**Texte de référence**
----

PROPOSITION DE RÉSOLUTION sur la répression de l’opposition en Turquie, en particulier du Parti démocratique des peuples (HDP)
6.7.2021 - (2021/2788(RSP))
conformément à l’article 132, paragraphe 2, du règlement intérieur
Nacho Sánchez Amor, Pedro Marques, Tonino Picula
au nom du groupe S&D
Voir aussi la proposition de résolution commune RC-B9-0406/2021
B9-0406/2021
Résolution du Parlement européen sur la répression de l’opposition en Turquie, en particulier du Parti démocratique des peuples (HDP)

----

**Travaux demandés**
**A)** Énumérez toutes les personnes nommées dans le texte de référence.
**B)** Selon le texte de référence, en vertu de quelle disposition du règlement intérieur la proposition est-elle déposée ?

**Données fournies**

----

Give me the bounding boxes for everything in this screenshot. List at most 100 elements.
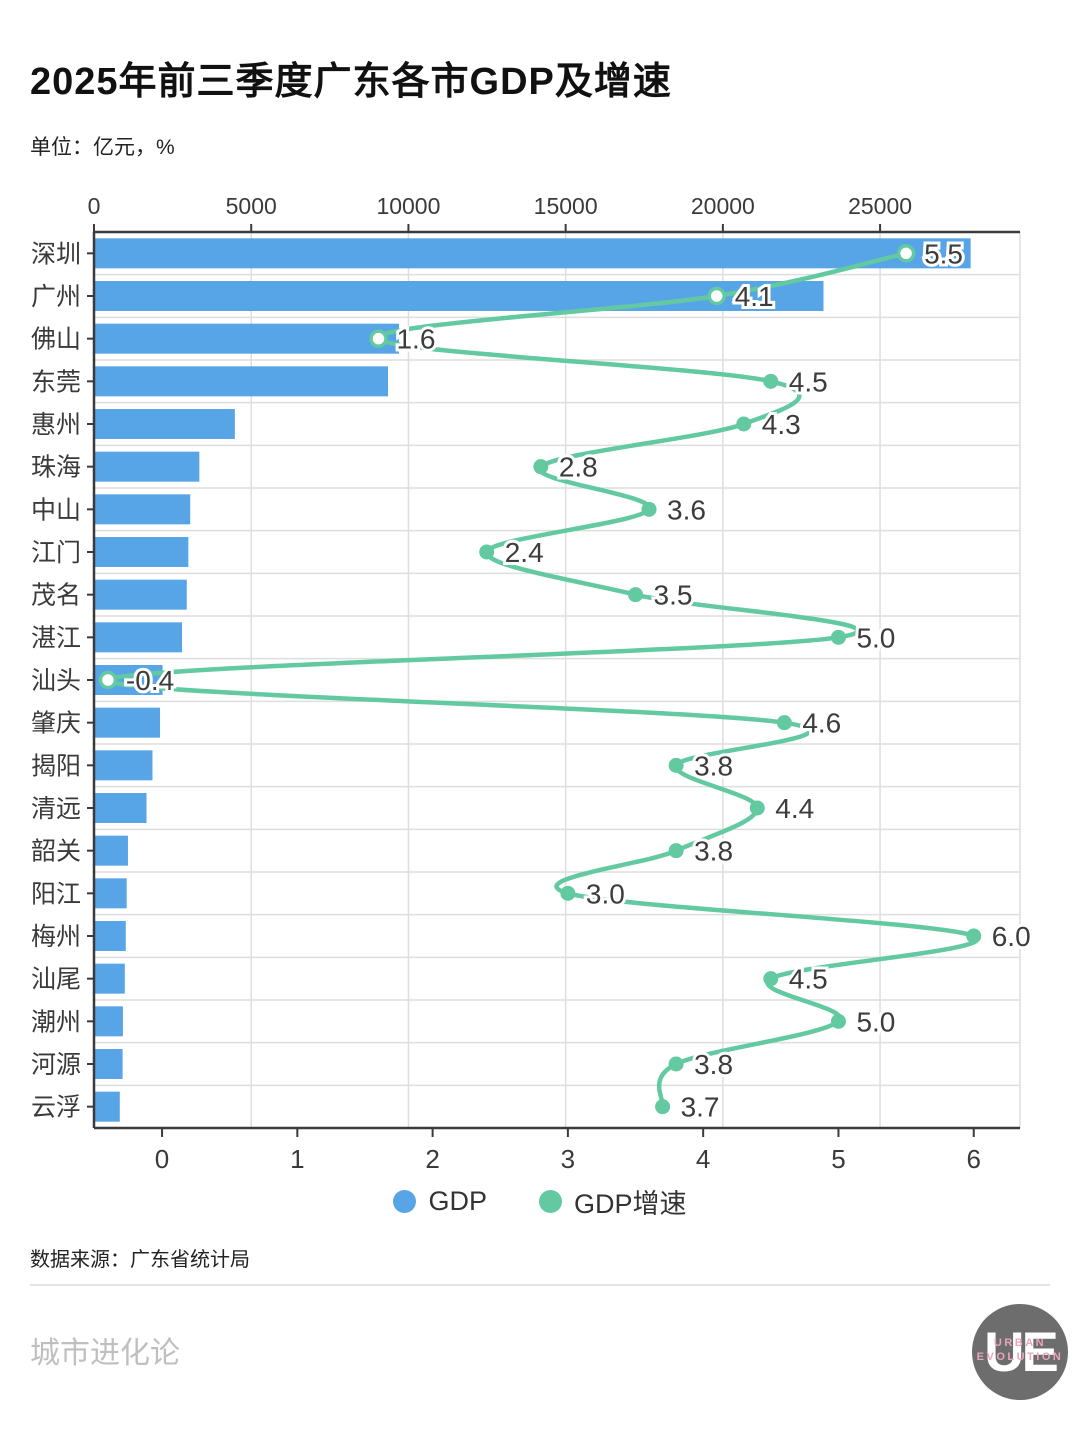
growth-value-label: 3.5 <box>654 580 693 611</box>
gdp-bar <box>94 238 971 269</box>
top-axis-tick-label: 20000 <box>691 193 755 219</box>
city-label: 汕头 <box>31 667 81 695</box>
growth-point <box>668 757 684 773</box>
unit-note: 单位：亿元，% <box>30 136 175 159</box>
growth-point <box>707 286 726 306</box>
growth-value-label: 4.3 <box>762 409 801 440</box>
city-label: 中山 <box>31 496 81 524</box>
city-label: 清远 <box>31 795 81 823</box>
gdp-bar <box>94 878 127 909</box>
gdp-bar <box>94 1091 120 1122</box>
chart-legend: GDP GDP增速 <box>0 1180 1080 1222</box>
data-source: 数据来源：广东省统计局 <box>30 1249 250 1271</box>
gdp-bar <box>94 963 125 994</box>
growth-point <box>560 885 576 901</box>
city-label: 江门 <box>31 539 81 567</box>
bottom-axis-tick-label: 0 <box>155 1144 169 1174</box>
logo-initials: UE <box>984 1320 1059 1383</box>
growth-point <box>479 544 495 560</box>
footer-divider <box>30 1284 1050 1286</box>
growth-point <box>763 971 779 987</box>
top-axis-tick-label: 25000 <box>848 193 912 219</box>
city-label: 茂名 <box>31 582 81 610</box>
gdp-bar <box>94 1006 123 1037</box>
top-axis-tick-label: 15000 <box>534 193 598 219</box>
growth-value-label: -0.4 <box>126 665 174 696</box>
bottom-axis-tick-label: 2 <box>425 1144 439 1174</box>
growth-point <box>749 800 765 816</box>
top-axis-tick-label: 0 <box>88 193 101 219</box>
growth-value-label: 4.4 <box>775 793 814 824</box>
growth-value-label: 3.8 <box>694 1049 733 1080</box>
growth-value-label: 4.5 <box>789 366 828 397</box>
city-label: 惠州 <box>31 411 81 439</box>
growth-legend-dot <box>539 1189 562 1213</box>
city-label: 肇庆 <box>31 710 81 738</box>
bottom-axis-tick-label: 4 <box>696 1144 710 1174</box>
city-label: 河源 <box>31 1051 81 1079</box>
top-axis-tick-label: 5000 <box>226 193 277 219</box>
legend-item-gdp: GDP <box>393 1186 487 1217</box>
growth-value-label: 4.5 <box>789 964 828 995</box>
growth-value-label: 6.0 <box>992 921 1031 952</box>
growth-value-label: 2.8 <box>559 452 598 483</box>
gdp-bar <box>94 409 235 439</box>
growth-value-label: 5.0 <box>856 1006 895 1037</box>
growth-point <box>369 329 388 348</box>
growth-point <box>896 244 916 263</box>
bottom-axis-tick-label: 3 <box>561 1144 575 1174</box>
gdp-legend-dot <box>393 1189 417 1213</box>
growth-point <box>830 1013 846 1029</box>
city-label: 佛山 <box>31 326 81 354</box>
page-title: 2025年前三季度广东各市GDP及增速 <box>30 61 672 103</box>
growth-point <box>763 373 779 389</box>
growth-value-label: 3.8 <box>694 836 733 867</box>
growth-value-label: 5.0 <box>856 622 895 653</box>
bottom-axis-tick-label: 5 <box>831 1144 845 1174</box>
gdp-bar <box>94 622 183 653</box>
logo-caption: URBAN EVOLUTION <box>976 1337 1064 1363</box>
growth-point <box>98 670 118 690</box>
city-label: 韶关 <box>31 838 81 866</box>
city-label: 汕尾 <box>31 966 81 994</box>
city-label: 梅州 <box>31 923 81 951</box>
gdp-bar <box>94 921 126 951</box>
growth-value-label: 4.1 <box>735 281 774 312</box>
growth-point <box>668 1056 684 1072</box>
growth-point <box>533 459 549 475</box>
growth-point <box>966 928 982 944</box>
growth-value-label: 4.6 <box>802 708 841 739</box>
gdp-bar <box>94 366 388 397</box>
gdp-bar <box>94 707 161 738</box>
growth-value-label: 2.4 <box>505 537 544 568</box>
city-label: 深圳 <box>31 240 81 268</box>
gdp-bar <box>94 750 153 781</box>
legend-item-growth: GDP增速 <box>539 1182 687 1221</box>
city-label: 东莞 <box>31 368 81 396</box>
growth-value-label: 3.6 <box>667 494 706 525</box>
bottom-axis-tick-label: 1 <box>290 1144 304 1174</box>
growth-value-label: 3.7 <box>681 1092 720 1123</box>
footer-brand: 城市进化论 <box>30 1337 180 1370</box>
city-label: 广州 <box>31 283 81 311</box>
growth-point <box>830 629 846 645</box>
gdp-bar <box>94 537 189 567</box>
growth-point <box>641 501 657 517</box>
growth-value-label: 5.5 <box>924 238 963 269</box>
city-label: 揭阳 <box>31 752 81 780</box>
growth-value-label: 3.8 <box>694 750 733 781</box>
city-label: 湛江 <box>31 624 81 652</box>
city-label: 珠海 <box>31 454 81 482</box>
gdp-legend-label: GDP <box>428 1185 487 1216</box>
city-label: 阳江 <box>31 880 81 908</box>
gdp-bar <box>94 579 187 610</box>
gdp-bar <box>94 323 399 354</box>
growth-value-label: 3.0 <box>586 878 625 909</box>
top-axis-tick-label: 10000 <box>376 193 440 219</box>
growth-point <box>655 1099 671 1115</box>
gdp-bar <box>94 793 147 823</box>
gdp-bar <box>94 494 191 525</box>
gdp-bar <box>94 1049 123 1079</box>
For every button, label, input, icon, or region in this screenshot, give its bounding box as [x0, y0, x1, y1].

----

**Corrigés détaillés**
**A)** Nacho Sánchez Amor, Pedro Marques, Tonino Picula

**B)** L'article 132, paragraphe 2, du règlement intérieur.